Scan the records for the string "Buenos" and copy every line that holds it.

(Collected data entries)

◇ ◇ ◇

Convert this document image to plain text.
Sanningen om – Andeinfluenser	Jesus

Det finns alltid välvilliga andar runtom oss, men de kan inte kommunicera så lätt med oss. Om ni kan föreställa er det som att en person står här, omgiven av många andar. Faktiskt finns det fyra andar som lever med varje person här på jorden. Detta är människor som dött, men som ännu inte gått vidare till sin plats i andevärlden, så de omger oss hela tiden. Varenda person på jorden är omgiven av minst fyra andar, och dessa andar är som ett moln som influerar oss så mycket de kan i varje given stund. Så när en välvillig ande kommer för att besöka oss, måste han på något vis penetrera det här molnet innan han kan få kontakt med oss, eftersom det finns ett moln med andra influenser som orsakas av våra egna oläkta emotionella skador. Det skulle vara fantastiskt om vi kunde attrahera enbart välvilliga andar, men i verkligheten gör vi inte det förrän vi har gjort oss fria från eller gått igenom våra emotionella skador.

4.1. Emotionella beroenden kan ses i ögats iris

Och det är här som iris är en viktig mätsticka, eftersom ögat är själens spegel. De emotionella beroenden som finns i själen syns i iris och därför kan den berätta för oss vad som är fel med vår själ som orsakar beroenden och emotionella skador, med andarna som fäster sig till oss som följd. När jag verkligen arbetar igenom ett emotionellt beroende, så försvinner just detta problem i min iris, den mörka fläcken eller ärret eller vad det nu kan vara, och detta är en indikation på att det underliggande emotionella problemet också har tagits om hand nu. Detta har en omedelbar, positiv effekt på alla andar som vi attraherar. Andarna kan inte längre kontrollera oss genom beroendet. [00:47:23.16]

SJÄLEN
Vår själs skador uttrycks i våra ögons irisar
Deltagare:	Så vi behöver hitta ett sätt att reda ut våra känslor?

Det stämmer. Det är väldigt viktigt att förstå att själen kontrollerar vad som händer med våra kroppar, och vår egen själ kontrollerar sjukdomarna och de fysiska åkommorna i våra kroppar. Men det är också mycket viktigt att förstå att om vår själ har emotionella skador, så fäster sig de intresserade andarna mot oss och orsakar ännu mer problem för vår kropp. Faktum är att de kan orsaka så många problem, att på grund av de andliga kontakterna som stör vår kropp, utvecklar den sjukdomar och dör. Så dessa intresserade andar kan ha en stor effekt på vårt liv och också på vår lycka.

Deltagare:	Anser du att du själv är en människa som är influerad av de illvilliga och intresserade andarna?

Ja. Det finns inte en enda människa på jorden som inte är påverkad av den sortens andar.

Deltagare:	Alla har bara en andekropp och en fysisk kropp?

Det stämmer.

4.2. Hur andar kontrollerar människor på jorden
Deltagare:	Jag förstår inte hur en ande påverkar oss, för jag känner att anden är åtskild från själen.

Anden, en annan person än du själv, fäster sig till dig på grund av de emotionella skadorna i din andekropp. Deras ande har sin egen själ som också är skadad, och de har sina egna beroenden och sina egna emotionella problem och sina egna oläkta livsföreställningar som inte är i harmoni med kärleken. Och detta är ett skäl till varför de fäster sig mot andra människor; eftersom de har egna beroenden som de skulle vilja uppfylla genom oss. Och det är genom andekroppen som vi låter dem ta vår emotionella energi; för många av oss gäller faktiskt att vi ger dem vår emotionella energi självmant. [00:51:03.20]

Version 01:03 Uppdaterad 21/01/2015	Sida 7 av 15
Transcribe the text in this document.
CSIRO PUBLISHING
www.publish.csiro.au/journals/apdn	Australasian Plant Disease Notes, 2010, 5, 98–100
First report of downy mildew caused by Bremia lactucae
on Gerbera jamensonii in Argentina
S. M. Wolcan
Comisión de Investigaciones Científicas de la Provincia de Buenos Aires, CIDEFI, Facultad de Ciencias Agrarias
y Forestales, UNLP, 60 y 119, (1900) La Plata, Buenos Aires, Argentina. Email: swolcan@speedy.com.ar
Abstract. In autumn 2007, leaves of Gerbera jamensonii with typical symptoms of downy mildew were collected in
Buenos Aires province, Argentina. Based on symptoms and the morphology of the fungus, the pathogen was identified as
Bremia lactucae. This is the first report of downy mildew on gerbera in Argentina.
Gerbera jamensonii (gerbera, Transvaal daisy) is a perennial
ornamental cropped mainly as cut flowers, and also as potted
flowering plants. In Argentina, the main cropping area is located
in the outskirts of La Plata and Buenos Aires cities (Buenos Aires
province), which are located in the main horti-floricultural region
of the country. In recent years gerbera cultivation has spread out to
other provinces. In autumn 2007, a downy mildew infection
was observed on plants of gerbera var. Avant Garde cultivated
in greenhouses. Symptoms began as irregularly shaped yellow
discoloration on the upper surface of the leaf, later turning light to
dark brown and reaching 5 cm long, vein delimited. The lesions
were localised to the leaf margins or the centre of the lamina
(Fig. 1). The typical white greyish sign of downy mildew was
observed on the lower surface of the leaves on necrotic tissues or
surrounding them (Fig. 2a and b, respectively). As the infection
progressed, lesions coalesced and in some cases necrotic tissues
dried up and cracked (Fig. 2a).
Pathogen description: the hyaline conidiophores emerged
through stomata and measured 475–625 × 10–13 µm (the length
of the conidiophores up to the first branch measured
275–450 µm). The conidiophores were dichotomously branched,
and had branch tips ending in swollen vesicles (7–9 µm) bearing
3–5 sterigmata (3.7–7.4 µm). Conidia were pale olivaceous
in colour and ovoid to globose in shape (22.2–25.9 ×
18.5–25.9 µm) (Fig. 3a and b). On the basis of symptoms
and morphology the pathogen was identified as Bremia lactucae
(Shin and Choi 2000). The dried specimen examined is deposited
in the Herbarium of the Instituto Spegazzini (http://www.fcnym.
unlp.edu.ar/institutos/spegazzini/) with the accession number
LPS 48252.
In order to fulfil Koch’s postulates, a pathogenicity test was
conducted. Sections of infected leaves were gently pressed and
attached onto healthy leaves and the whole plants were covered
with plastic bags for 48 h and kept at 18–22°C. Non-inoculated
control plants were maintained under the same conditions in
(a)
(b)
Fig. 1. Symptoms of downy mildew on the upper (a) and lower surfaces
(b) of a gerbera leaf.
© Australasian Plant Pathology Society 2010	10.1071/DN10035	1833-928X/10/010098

◇ ◇ ◇

- [Solution below]:
Comisión de Investigaciones Científicas de la Provincia de Buenos Aires, CIDEFI, Facultad de Ciencias Agrarias
y Forestales, UNLP, 60 y 119, (1900) La Plata, Buenos Aires, Argentina. Email: swolcan@speedy.com.ar
Buenos Aires province, Argentina. Based on symptoms and the morphology of the fungus, the pathogen was identified as
in the outskirts of La Plata and Buenos Aires cities (Buenos Aires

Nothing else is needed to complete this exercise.